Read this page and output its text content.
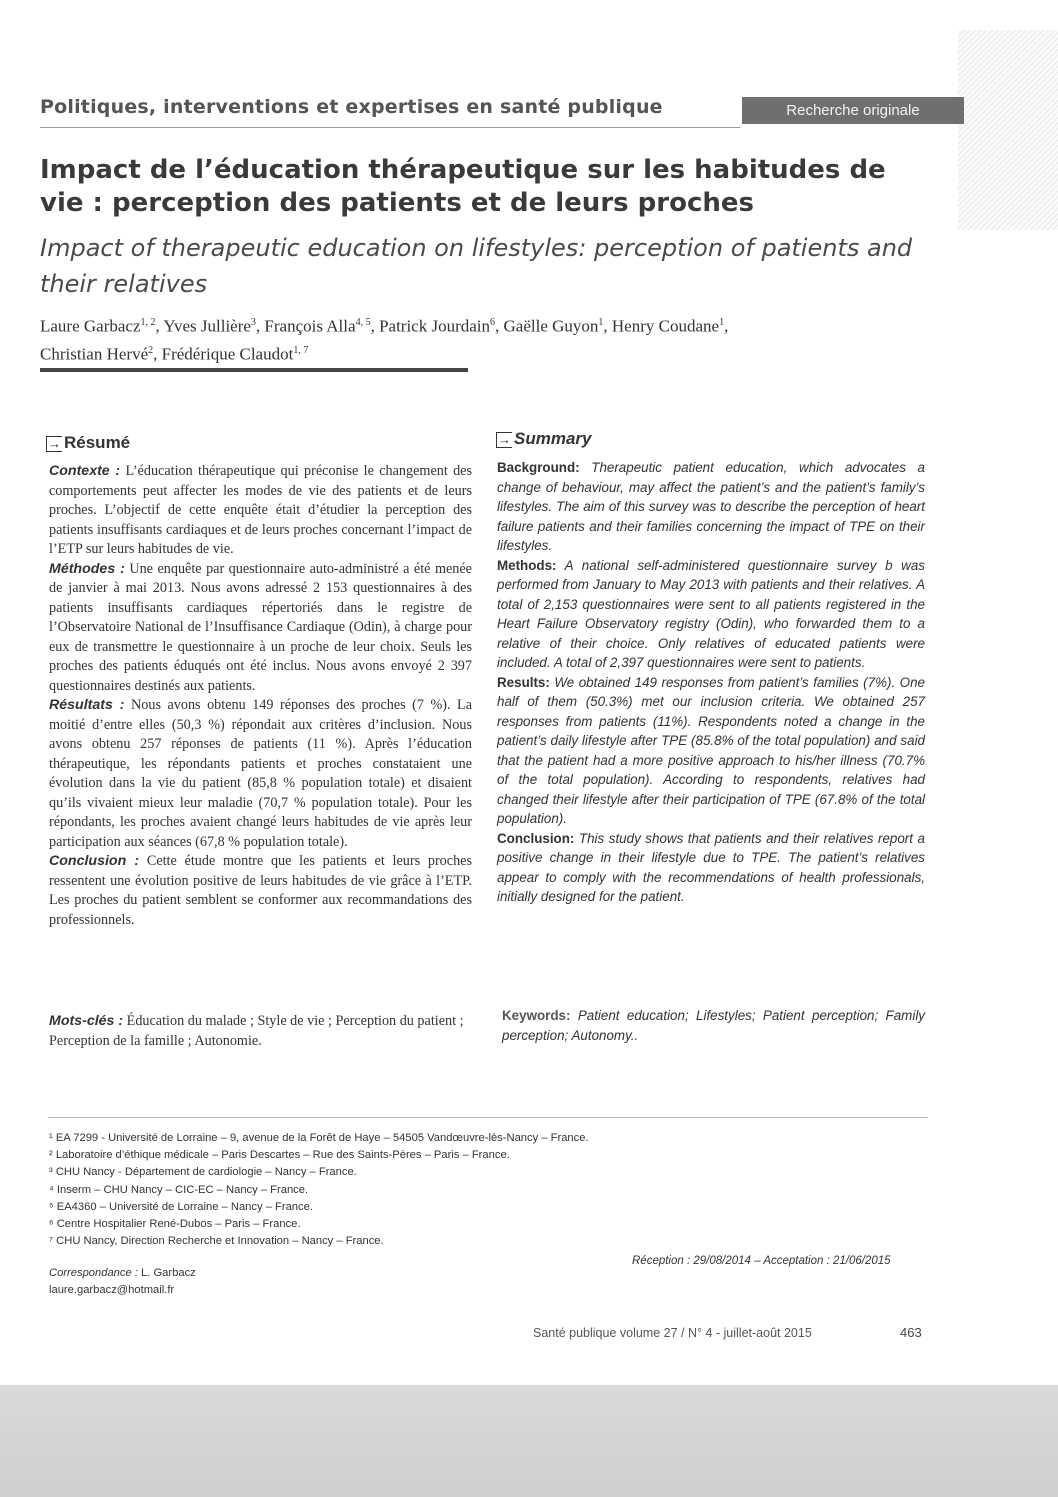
Politiques, interventions et expertises en santé publique	Recherche originale
Impact de l’éducation thérapeutique sur les habitudes de vie : perception des patients et de leurs proches
Impact of therapeutic education on lifestyles: perception of patients and their relatives
Laure Garbacz$^{1, 2}$, Yves Jullière$^3$, François Alla$^{4, 5}$, Patrick Jourdain$^6$, Gaëlle Guyon$^1$, Henry Coudane$^1$,
Christian Hervé$^2$, Frédérique Claudot$^{1, 7}$
→ Résumé

Contexte : L’éducation thérapeutique qui préconise le changement des comportements peut affecter les modes de vie des patients et de leurs proches. L’objectif de cette enquête était d’étudier la perception des patients insuffisants cardiaques et de leurs proches concernant l’impact de l’ETP sur leurs habitudes de vie.

Méthodes : Une enquête par questionnaire auto-administré a été menée de janvier à mai 2013. Nous avons adressé 2 153 questionnaires à des patients insuffisants cardiaques répertoriés dans le registre de l’Observatoire National de l’Insuffisance Cardiaque (Odin), à charge pour eux de transmettre le questionnaire à un proche de leur choix. Seuls les proches des patients éduqués ont été inclus. Nous avons envoyé 2 397 questionnaires destinés aux patients.

Résultats : Nous avons obtenu 149 réponses des proches (7 %). La moitié d’entre elles (50,3 %) répondait aux critères d’inclusion. Nous avons obtenu 257 réponses de patients (11 %). Après l’éducation thérapeutique, les répondants patients et proches constataient une évolution dans la vie du patient (85,8 % population totale) et disaient qu’ils vivaient mieux leur maladie (70,7 % population totale). Pour les répondants, les proches avaient changé leurs habitudes de vie après leur participation aux séances (67,8 % population totale).

Conclusion : Cette étude montre que les patients et leurs proches ressentent une évolution positive de leurs habitudes de vie grâce à l’ETP. Les proches du patient semblent se conformer aux recommandations des professionnels.

Mots-clés : Éducation du malade ; Style de vie ; Perception du patient ; Perception de la famille ; Autonomie.
→ Summary

Background: Therapeutic patient education, which advocates a change of behaviour, may affect the patient’s and the patient’s family’s lifestyles. The aim of this survey was to describe the perception of heart failure patients and their families concerning the impact of TPE on their lifestyles.

Methods: A national self-administered questionnaire survey b was performed from January to May 2013 with patients and their relatives. A total of 2,153 questionnaires were sent to all patients registered in the Heart Failure Observatory registry (Odin), who forwarded them to a relative of their choice. Only relatives of educated patients were included. A total of 2,397 questionnaires were sent to patients.

Results: We obtained 149 responses from patient’s families (7%). One half of them (50.3%) met our inclusion criteria. We obtained 257 responses from patients (11%). Respondents noted a change in the patient’s daily lifestyle after TPE (85.8% of the total population) and said that the patient had a more positive approach to his/her illness (70.7% of the total population). According to respondents, relatives had changed their lifestyle after their participation of TPE (67.8% of the total population).

Conclusion: This study shows that patients and their relatives report a positive change in their lifestyle due to TPE. The patient’s relatives appear to comply with the recommendations of health professionals, initially designed for the patient.

Keywords: Patient education; Lifestyles; Patient perception; Family perception; Autonomy..
¹ EA 7299 - Université de Lorraine – 9, avenue de la Forêt de Haye – 54505 Vandœuvre-lès-Nancy – France.
² Laboratoire d’éthique médicale – Paris Descartes – Rue des Saints-Pères – Paris – France.
³ CHU Nancy - Département de cardiologie – Nancy – France.
⁴ Inserm – CHU Nancy – CIC-EC – Nancy – France.
⁵ EA4360 – Université de Lorraine – Nancy – France.
⁶ Centre Hospitalier René-Dubos – Paris – France.
⁷ CHU Nancy, Direction Recherche et Innovation – Nancy – France.
Correspondance : L. Garbacz
laure.garbacz@hotmail.fr
Réception : 29/08/2014 – Acceptation : 21/06/2015
Santé publique volume 27 / N° 4 - juillet-août 2015	463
+-------+
__WORK ORDER__: From the records above, copy every line that includes the word "Nancy".

__SOLUTION__:
¹ EA 7299 - Université de Lorraine – 9, avenue de la Forêt de Haye – 54505 Vandœuvre-lès-Nancy – France.
³ CHU Nancy - Département de cardiologie – Nancy – France.
⁴ Inserm – CHU Nancy – CIC-EC – Nancy – France.
⁵ EA4360 – Université de Lorraine – Nancy – France.
⁷ CHU Nancy, Direction Recherche et Innovation – Nancy – France.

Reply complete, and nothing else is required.